Short exercise:
All entries are to be given again verbatim.
<<<<
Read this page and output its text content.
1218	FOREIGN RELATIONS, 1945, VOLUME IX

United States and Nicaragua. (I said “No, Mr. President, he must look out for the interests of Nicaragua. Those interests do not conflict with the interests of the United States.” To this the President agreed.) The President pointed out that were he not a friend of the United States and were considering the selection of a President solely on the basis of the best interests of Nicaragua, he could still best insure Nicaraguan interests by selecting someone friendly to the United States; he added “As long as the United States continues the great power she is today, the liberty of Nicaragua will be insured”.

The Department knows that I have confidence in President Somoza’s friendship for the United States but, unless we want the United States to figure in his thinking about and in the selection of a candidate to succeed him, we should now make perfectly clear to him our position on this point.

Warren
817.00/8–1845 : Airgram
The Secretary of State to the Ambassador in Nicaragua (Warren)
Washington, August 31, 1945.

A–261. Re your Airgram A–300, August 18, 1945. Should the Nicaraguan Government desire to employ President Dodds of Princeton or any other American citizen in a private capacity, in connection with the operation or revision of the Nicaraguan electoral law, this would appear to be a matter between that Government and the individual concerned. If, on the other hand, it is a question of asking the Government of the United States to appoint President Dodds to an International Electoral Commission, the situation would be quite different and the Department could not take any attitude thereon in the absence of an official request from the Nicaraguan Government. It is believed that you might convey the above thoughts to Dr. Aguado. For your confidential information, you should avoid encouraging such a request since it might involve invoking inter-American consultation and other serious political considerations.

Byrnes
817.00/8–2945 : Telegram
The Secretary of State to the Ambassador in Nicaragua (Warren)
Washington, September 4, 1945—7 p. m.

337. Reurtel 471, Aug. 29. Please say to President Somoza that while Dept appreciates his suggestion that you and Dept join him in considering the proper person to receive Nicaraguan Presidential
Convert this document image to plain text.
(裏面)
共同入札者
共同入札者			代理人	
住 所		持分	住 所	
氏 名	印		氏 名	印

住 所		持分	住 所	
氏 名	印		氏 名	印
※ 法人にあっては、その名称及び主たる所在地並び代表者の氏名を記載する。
>>>>
Expected output:
Read this page and output its text content.
1218	FOREIGN RELATIONS, 1945, VOLUME IX

United States and Nicaragua. (I said “No, Mr. President, he must look out for the interests of Nicaragua. Those interests do not conflict with the interests of the United States.” To this the President agreed.) The President pointed out that were he not a friend of the United States and were considering the selection of a President solely on the basis of the best interests of Nicaragua, he could still best insure Nicaraguan interests by selecting someone friendly to the United States; he added “As long as the United States continues the great power she is today, the liberty of Nicaragua will be insured”.

The Department knows that I have confidence in President Somoza’s friendship for the United States but, unless we want the United States to figure in his thinking about and in the selection of a candidate to succeed him, we should now make perfectly clear to him our position on this point.

Warren
817.00/8–1845 : Airgram
The Secretary of State to the Ambassador in Nicaragua (Warren)
Washington, August 31, 1945.

A–261. Re your Airgram A–300, August 18, 1945. Should the Nicaraguan Government desire to employ President Dodds of Princeton or any other American citizen in a private capacity, in connection with the operation or revision of the Nicaraguan electoral law, this would appear to be a matter between that Government and the individual concerned. If, on the other hand, it is a question of asking the Government of the United States to appoint President Dodds to an International Electoral Commission, the situation would be quite different and the Department could not take any attitude thereon in the absence of an official request from the Nicaraguan Government. It is believed that you might convey the above thoughts to Dr. Aguado. For your confidential information, you should avoid encouraging such a request since it might involve invoking inter-American consultation and other serious political considerations.

Byrnes
817.00/8–2945 : Telegram
The Secretary of State to the Ambassador in Nicaragua (Warren)
Washington, September 4, 1945—7 p. m.

337. Reurtel 471, Aug. 29. Please say to President Somoza that while Dept appreciates his suggestion that you and Dept join him in considering the proper person to receive Nicaraguan Presidential
Convert this document image to plain text.
(裏面)
共同入札者
共同入札者			代理人	
住 所		持分	住 所	
氏 名	印		氏 名	印

住 所		持分	住 所	
氏 名	印		氏 名	印
※ 法人にあっては、その名称及び主たる所在地並び代表者の氏名を記載する。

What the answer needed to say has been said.